## PROVIDED ENTRIES
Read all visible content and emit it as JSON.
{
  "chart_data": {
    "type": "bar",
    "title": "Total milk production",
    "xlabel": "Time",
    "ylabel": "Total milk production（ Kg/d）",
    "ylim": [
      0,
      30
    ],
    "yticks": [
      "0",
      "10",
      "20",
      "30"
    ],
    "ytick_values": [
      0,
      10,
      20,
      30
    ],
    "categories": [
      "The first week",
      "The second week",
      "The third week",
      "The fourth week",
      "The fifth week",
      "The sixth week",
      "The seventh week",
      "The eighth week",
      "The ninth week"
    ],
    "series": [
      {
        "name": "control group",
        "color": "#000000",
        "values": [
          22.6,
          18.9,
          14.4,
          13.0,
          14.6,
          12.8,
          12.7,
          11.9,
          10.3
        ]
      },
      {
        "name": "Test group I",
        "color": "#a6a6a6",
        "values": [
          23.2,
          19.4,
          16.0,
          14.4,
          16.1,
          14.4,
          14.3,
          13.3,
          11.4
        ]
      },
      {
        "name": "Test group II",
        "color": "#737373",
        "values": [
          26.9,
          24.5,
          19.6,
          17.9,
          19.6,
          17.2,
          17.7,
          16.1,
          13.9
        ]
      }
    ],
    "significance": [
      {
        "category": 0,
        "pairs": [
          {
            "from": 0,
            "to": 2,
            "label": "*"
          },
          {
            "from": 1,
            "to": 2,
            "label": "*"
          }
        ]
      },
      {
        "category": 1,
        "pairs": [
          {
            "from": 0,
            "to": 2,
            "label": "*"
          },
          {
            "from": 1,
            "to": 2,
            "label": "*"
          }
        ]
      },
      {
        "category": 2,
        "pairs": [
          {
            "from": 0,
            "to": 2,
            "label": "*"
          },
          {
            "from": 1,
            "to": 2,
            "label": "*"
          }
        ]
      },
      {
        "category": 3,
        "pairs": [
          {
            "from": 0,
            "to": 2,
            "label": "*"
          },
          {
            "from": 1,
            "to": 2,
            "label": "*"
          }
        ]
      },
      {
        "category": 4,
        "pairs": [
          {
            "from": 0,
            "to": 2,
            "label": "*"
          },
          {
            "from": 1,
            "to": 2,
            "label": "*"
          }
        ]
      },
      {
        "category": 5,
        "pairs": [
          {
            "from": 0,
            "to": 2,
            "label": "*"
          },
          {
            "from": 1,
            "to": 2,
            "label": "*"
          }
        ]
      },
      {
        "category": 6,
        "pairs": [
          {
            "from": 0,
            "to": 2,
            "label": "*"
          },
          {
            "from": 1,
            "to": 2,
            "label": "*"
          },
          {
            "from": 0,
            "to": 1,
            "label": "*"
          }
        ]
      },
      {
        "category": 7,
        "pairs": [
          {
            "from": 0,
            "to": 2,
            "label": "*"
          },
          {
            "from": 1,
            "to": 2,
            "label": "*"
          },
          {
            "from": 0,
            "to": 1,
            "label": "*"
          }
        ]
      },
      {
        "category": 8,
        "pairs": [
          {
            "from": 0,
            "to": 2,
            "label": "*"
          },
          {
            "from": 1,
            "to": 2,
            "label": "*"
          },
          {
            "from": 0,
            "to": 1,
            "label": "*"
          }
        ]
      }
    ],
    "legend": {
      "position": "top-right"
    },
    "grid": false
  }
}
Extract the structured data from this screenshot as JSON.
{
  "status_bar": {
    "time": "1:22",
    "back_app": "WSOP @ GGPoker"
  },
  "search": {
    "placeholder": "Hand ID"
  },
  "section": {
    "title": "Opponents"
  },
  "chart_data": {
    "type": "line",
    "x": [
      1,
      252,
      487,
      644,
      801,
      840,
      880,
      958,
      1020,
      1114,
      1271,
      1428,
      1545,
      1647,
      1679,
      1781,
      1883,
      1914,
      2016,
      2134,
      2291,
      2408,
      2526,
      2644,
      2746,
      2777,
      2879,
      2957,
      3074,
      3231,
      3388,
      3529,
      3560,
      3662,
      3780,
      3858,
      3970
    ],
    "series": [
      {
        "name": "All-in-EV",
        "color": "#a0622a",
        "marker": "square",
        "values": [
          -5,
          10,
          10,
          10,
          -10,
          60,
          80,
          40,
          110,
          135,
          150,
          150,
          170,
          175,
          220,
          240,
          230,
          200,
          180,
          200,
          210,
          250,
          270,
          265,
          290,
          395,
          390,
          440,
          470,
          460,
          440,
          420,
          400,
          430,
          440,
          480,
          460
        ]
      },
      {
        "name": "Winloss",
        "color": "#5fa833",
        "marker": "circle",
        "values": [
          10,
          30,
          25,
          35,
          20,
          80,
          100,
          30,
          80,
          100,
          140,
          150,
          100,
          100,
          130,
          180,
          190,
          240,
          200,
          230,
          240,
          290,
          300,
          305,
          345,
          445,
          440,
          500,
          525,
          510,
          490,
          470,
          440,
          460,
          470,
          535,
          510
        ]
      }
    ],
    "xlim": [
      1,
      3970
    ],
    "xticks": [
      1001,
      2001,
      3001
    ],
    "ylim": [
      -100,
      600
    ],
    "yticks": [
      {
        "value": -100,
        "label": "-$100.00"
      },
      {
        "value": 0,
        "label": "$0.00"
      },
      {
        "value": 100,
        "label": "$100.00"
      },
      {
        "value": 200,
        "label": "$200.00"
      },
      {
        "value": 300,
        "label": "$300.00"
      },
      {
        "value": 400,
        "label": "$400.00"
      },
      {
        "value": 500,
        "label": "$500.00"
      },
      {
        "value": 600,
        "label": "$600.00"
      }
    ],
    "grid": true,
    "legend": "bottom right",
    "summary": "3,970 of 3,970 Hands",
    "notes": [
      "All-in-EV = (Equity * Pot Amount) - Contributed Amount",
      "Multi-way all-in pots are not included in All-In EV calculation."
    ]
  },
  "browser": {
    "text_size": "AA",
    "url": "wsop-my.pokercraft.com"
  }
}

## TASK OBJECTIVE
Copy out the material above in its entirety. Every detail must match.

## WRITTEN ANSWER
Read all visible content and emit it as JSON.
{
  "chart_data": {
    "type": "bar",
    "title": "Total milk production",
    "xlabel": "Time",
    "ylabel": "Total milk production（ Kg/d）",
    "ylim": [
      0,
      30
    ],
    "yticks": [
      "0",
      "10",
      "20",
      "30"
    ],
    "ytick_values": [
      0,
      10,
      20,
      30
    ],
    "categories": [
      "The first week",
      "The second week",
      "The third week",
      "The fourth week",
      "The fifth week",
      "The sixth week",
      "The seventh week",
      "The eighth week",
      "The ninth week"
    ],
    "series": [
      {
        "name": "control group",
        "color": "#000000",
        "values": [
          22.6,
          18.9,
          14.4,
          13.0,
          14.6,
          12.8,
          12.7,
          11.9,
          10.3
        ]
      },
      {
        "name": "Test group I",
        "color": "#a6a6a6",
        "values": [
          23.2,
          19.4,
          16.0,
          14.4,
          16.1,
          14.4,
          14.3,
          13.3,
          11.4
        ]
      },
      {
        "name": "Test group II",
        "color": "#737373",
        "values": [
          26.9,
          24.5,
          19.6,
          17.9,
          19.6,
          17.2,
          17.7,
          16.1,
          13.9
        ]
      }
    ],
    "significance": [
      {
        "category": 0,
        "pairs": [
          {
            "from": 0,
            "to": 2,
            "label": "*"
          },
          {
            "from": 1,
            "to": 2,
            "label": "*"
          }
        ]
      },
      {
        "category": 1,
        "pairs": [
          {
            "from": 0,
            "to": 2,
            "label": "*"
          },
          {
            "from": 1,
            "to": 2,
            "label": "*"
          }
        ]
      },
      {
        "category": 2,
        "pairs": [
          {
            "from": 0,
            "to": 2,
            "label": "*"
          },
          {
            "from": 1,
            "to": 2,
            "label": "*"
          }
        ]
      },
      {
        "category": 3,
        "pairs": [
          {
            "from": 0,
            "to": 2,
            "label": "*"
          },
          {
            "from": 1,
            "to": 2,
            "label": "*"
          }
        ]
      },
      {
        "category": 4,
        "pairs": [
          {
            "from": 0,
            "to": 2,
            "label": "*"
          },
          {
            "from": 1,
            "to": 2,
            "label": "*"
          }
        ]
      },
      {
        "category": 5,
        "pairs": [
          {
            "from": 0,
            "to": 2,
            "label": "*"
          },
          {
            "from": 1,
            "to": 2,
            "label": "*"
          }
        ]
      },
      {
        "category": 6,
        "pairs": [
          {
            "from": 0,
            "to": 2,
            "label": "*"
          },
          {
            "from": 1,
            "to": 2,
            "label": "*"
          },
          {
            "from": 0,
            "to": 1,
            "label": "*"
          }
        ]
      },
      {
        "category": 7,
        "pairs": [
          {
            "from": 0,
            "to": 2,
            "label": "*"
          },
          {
            "from": 1,
            "to": 2,
            "label": "*"
          },
          {
            "from": 0,
            "to": 1,
            "label": "*"
          }
        ]
      },
      {
        "category": 8,
        "pairs": [
          {
            "from": 0,
            "to": 2,
            "label": "*"
          },
          {
            "from": 1,
            "to": 2,
            "label": "*"
          },
          {
            "from": 0,
            "to": 1,
            "label": "*"
          }
        ]
      }
    ],
    "legend": {
      "position": "top-right"
    },
    "grid": false
  }
}
Extract the structured data from this screenshot as JSON.
{
  "status_bar": {
    "time": "1:22",
    "back_app": "WSOP @ GGPoker"
  },
  "search": {
    "placeholder": "Hand ID"
  },
  "section": {
    "title": "Opponents"
  },
  "chart_data": {
    "type": "line",
    "x": [
      1,
      252,
      487,
      644,
      801,
      840,
      880,
      958,
      1020,
      1114,
      1271,
      1428,
      1545,
      1647,
      1679,
      1781,
      1883,
      1914,
      2016,
      2134,
      2291,
      2408,
      2526,
      2644,
      2746,
      2777,
      2879,
      2957,
      3074,
      3231,
      3388,
      3529,
      3560,
      3662,
      3780,
      3858,
      3970
    ],
    "series": [
      {
        "name": "All-in-EV",
        "color": "#a0622a",
        "marker": "square",
        "values": [
          -5,
          10,
          10,
          10,
          -10,
          60,
          80,
          40,
          110,
          135,
          150,
          150,
          170,
          175,
          220,
          240,
          230,
          200,
          180,
          200,
          210,
          250,
          270,
          265,
          290,
          395,
          390,
          440,
          470,
          460,
          440,
          420,
          400,
          430,
          440,
          480,
          460
        ]
      },
      {
        "name": "Winloss",
        "color": "#5fa833",
        "marker": "circle",
        "values": [
          10,
          30,
          25,
          35,
          20,
          80,
          100,
          30,
          80,
          100,
          140,
          150,
          100,
          100,
          130,
          180,
          190,
          240,
          200,
          230,
          240,
          290,
          300,
          305,
          345,
          445,
          440,
          500,
          525,
          510,
          490,
          470,
          440,
          460,
          470,
          535,
          510
        ]
      }
    ],
    "xlim": [
      1,
      3970
    ],
    "xticks": [
      1001,
      2001,
      3001
    ],
    "ylim": [
      -100,
      600
    ],
    "yticks": [
      {
        "value": -100,
        "label": "-$100.00"
      },
      {
        "value": 0,
        "label": "$0.00"
      },
      {
        "value": 100,
        "label": "$100.00"
      },
      {
        "value": 200,
        "label": "$200.00"
      },
      {
        "value": 300,
        "label": "$300.00"
      },
      {
        "value": 400,
        "label": "$400.00"
      },
      {
        "value": 500,
        "label": "$500.00"
      },
      {
        "value": 600,
        "label": "$600.00"
      }
    ],
    "grid": true,
    "legend": "bottom right",
    "summary": "3,970 of 3,970 Hands",
    "notes": [
      "All-in-EV = (Equity * Pot Amount) - Contributed Amount",
      "Multi-way all-in pots are not included in All-In EV calculation."
    ]
  },
  "browser": {
    "text_size": "AA",
    "url": "wsop-my.pokercraft.com"
  }
}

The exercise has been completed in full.